--- begin Given passage ---

I love this city. I can't say that enough. Really--where else would I be seeing a live performance of Milton? Adapting it is not the easiest thing to pull off---Milton was writing epic poetry, not a script. They clearly had a passion for the text or they wouldn't have tried, and they knew that in Oxford they have an audience. I feel so, so happy to have seen something like this...I think I'm going to try stealing a poster once their run is over.

Saturday, November 14, 2009

More about my friends in Stratford

I met Lissy while waiting in line for student tickets to the Royal Shakespeare Company when I went to Stratford the first time. Turns out we are both paranoid about getting there early enough before the ticket office opens at 9:30 to get spots. As it happened, no one else showed up for another hour and a half. We hit it off, which is why I was so excited to spend the weekend with her and her mum Jan. When I said I was from Minnesota, Lissy started talking about the movie "New in Town," which I had not seen. It's about a Miami girl surviving a winter in small-town Minnesota.
Tapioca pudding plays a crucial role in the film actually: one of the main characters makes masses of it (using a secret Atkins diet recipe she keeps from her snooping neighbor Trudie). Lissy had no idea what tapioca was and asked me if it was real. That was of course funny to me, so my mum mailed a tapioca pudding mix to me so that I could make it for Lissy and Jan when I stayed with them. They were so surprised! And the best part was that I got to see that movie while I was there. It was unsurprisingly a quirky version of all the stereotyped Minnesota attributes. At the same time, I thought it was sweet, and saw a bit of the real quality of my home state through the humor and over-done accents. So, the picture below is of me making tapioca pudding, which I've never done before but went quite well. I haven't had tapioca in years.





Wednesday, November 11, 2009

Recent happenings

So, I'm back in Oxford once more. I'm writing two essays at the moment, and tomorrow my tutor is taking me out for coffee as our tutorial meeting. I've been learning to Lindy Hop at swing dancing classes every week. It's finally started to get rainy and chilly. Not cold compared with Minnesota of course. I went to a dinner at the Jewish Society this week which hosted a few Holocaust survivors. They were children at the time who made it to England on kinder transport, and they had some very moving stories. I've also been going to a Bible study at Mary Magdalene's every week. It's fun that a bunch of the people there have degrees in theology from Oxford. I keep up well enough thanks to NWC's core curriculum, but the conversation can lose me when it involves Catholic or Anglican doctrines I am unaware of. I'm trying to catch up, and I think I'm at the point when I want to ask the vicar a few specific questions. I'm also obsessively plotting how I'm going to play my flute in Mary Magdalene's at least once. I've been learning "Reflections on a Medieval Chant" by Katherine Hoover--and I firmly believe that piece and that building were made for each other (it is a Medieval church after all). It's my goal now to play it in the church, but I don't know how that will go over; physical representations have more significance here, and I'd hate to violate the sanctuary in any way.

--- end Given passage ---
--- begin Given data ---

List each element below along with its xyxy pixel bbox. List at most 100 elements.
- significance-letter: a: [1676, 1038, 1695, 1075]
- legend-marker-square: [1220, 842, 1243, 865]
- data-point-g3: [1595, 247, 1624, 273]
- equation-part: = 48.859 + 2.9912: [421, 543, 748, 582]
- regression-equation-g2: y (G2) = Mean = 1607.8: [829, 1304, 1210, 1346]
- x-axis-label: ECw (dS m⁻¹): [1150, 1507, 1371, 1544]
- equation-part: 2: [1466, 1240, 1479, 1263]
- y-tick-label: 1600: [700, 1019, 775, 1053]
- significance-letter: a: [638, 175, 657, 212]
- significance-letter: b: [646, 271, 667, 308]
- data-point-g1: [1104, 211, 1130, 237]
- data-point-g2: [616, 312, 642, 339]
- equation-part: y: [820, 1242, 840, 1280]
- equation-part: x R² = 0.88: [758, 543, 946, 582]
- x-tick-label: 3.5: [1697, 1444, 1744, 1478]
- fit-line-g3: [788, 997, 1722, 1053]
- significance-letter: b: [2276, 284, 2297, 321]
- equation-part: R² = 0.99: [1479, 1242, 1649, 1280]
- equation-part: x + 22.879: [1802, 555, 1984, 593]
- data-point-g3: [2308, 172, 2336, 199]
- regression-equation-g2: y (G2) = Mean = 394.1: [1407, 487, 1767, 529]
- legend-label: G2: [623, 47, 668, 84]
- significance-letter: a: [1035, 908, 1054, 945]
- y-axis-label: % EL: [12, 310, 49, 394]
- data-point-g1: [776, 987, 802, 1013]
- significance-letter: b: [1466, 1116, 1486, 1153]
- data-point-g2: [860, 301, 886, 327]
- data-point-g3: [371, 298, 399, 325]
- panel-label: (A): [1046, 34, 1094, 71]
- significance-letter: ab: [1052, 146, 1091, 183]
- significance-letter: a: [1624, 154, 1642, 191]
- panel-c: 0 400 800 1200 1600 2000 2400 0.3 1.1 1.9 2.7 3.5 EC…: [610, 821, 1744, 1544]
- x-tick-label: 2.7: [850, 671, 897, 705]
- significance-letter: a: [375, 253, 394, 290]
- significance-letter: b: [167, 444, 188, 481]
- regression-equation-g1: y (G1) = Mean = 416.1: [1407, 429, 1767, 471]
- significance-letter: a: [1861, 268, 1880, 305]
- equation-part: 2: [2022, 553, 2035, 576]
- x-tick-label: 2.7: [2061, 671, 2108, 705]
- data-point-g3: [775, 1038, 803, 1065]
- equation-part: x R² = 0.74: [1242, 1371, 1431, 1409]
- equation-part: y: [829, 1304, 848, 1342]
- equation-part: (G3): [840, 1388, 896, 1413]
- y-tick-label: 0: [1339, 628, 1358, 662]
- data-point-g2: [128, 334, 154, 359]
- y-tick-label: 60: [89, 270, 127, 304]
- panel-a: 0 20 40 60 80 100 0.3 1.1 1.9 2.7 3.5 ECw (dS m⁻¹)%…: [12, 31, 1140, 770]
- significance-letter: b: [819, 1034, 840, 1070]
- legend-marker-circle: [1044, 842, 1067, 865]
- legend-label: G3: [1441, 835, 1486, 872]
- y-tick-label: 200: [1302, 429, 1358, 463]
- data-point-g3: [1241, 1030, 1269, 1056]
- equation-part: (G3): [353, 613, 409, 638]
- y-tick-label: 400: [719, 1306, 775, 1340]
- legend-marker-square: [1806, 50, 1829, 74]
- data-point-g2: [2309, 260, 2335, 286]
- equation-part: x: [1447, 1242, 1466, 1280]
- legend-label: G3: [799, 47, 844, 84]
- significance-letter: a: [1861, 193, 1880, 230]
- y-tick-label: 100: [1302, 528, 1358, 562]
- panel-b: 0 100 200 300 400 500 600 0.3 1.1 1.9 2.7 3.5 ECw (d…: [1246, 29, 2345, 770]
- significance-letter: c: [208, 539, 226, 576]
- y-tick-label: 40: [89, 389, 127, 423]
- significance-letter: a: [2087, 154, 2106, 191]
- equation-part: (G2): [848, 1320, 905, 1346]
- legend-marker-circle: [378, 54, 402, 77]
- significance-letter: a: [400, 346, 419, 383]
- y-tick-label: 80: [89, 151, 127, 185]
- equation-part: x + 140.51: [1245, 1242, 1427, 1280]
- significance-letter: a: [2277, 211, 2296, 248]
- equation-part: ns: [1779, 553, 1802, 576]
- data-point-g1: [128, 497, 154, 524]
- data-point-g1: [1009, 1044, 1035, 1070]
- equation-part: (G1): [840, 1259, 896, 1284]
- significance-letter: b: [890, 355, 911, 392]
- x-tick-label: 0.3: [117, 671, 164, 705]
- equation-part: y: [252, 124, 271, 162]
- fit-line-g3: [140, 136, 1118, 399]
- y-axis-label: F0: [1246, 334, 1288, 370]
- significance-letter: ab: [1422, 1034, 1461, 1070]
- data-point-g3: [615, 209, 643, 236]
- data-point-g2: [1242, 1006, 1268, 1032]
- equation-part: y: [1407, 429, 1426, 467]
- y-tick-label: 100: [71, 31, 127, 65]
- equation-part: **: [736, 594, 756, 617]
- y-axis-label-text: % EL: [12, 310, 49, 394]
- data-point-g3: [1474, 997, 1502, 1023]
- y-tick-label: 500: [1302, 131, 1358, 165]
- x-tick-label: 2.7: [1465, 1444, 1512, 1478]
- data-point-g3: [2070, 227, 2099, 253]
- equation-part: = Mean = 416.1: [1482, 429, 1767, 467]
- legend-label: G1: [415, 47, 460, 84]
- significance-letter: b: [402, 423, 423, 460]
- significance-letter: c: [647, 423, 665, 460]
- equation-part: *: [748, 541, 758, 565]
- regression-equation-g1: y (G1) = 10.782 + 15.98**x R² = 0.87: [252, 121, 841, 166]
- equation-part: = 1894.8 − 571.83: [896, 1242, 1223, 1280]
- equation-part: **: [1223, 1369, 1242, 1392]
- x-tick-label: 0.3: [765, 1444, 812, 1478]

--- end Given data ---

Exercise task A — In the passage about Oxford and Stratford, at what time does the ticket office open for the student tickets?
Exercise task B — Write a continuation of the passage about Oxford and Stratford, starting right after its final sentence.

Output A — 9:30

Output B —
Pub




On Sunday we went to an English pub in the country for lunch.

Monday, November 9, 2009

Pictures




Back to Stratford

I am so, so behind on blogging. This week has been packed with experience. It started off not-so-great. I had a huge issue with the topic for the term-long essay we have to do--the essay that's worth about four credits in itself. Not having a working topic is not good. I did get through the trauma...I just had to start over. A little stressful. Ok, quite stressful. The essay is due in four weeks, but now my topic will work. I hope.

The week went on to better things. Fantastic things actually. I went back to Stratford for the whole weekend. My dear friends Lissy and Janice whom I met the last time I was there had me stay with them and see Twelfth Night at the Royal Shakespeare Company. The show was so uniquely done--the ending projected a deep and unsettling melancholy I haven't seen in other interpretations.

But the show was only the beginning. Lissy and I stalked the door where the actors came out and got almost all their autographs. Then we went to the Dirty Duck pub where the actors relax after shows and had a fantastic conversation with Pamela Nomvete who played Maria. She is from South Africa and so is Lissy. She spoke with us for about half an hour and was absolutely lovely. Lissy is going to be applying for drama school in London and elsewhere, so Pam talked to her about getting into acting.

I told her that I was studying Shakespeare at Oxford, and we started discussion my impressions of the way they had interpreted the ending. Her face got really animated as she listened to the questions their performance had raised in my mind. She told me about preproduction and how those choices had been made. She seemed extremely gratified when I told her that I saw the play in a completely different light after seeing the show.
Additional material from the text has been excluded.